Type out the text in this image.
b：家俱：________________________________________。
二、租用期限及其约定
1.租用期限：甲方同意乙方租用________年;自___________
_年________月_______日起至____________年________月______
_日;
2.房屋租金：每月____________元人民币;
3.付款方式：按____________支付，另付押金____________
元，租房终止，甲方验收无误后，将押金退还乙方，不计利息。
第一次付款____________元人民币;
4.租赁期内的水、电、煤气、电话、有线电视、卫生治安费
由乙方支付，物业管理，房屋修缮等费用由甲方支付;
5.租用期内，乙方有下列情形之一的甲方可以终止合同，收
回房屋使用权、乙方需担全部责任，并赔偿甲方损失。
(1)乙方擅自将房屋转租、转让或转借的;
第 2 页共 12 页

AIM OF THE EXERCISE:
From the listing above, reproduce all the lines exactly.

REPLY:
Type out the text in this image.
b：家俱：________________________________________。
二、租用期限及其约定
1.租用期限：甲方同意乙方租用________年;自___________
_年________月_______日起至____________年________月______
_日;
2.房屋租金：每月____________元人民币;
3.付款方式：按____________支付，另付押金____________
元，租房终止，甲方验收无误后，将押金退还乙方，不计利息。
第一次付款____________元人民币;
4.租赁期内的水、电、煤气、电话、有线电视、卫生治安费
由乙方支付，物业管理，房屋修缮等费用由甲方支付;
5.租用期内，乙方有下列情形之一的甲方可以终止合同，收
回房屋使用权、乙方需担全部责任，并赔偿甲方损失。
(1)乙方擅自将房屋转租、转让或转借的;
第 2 页共 12 页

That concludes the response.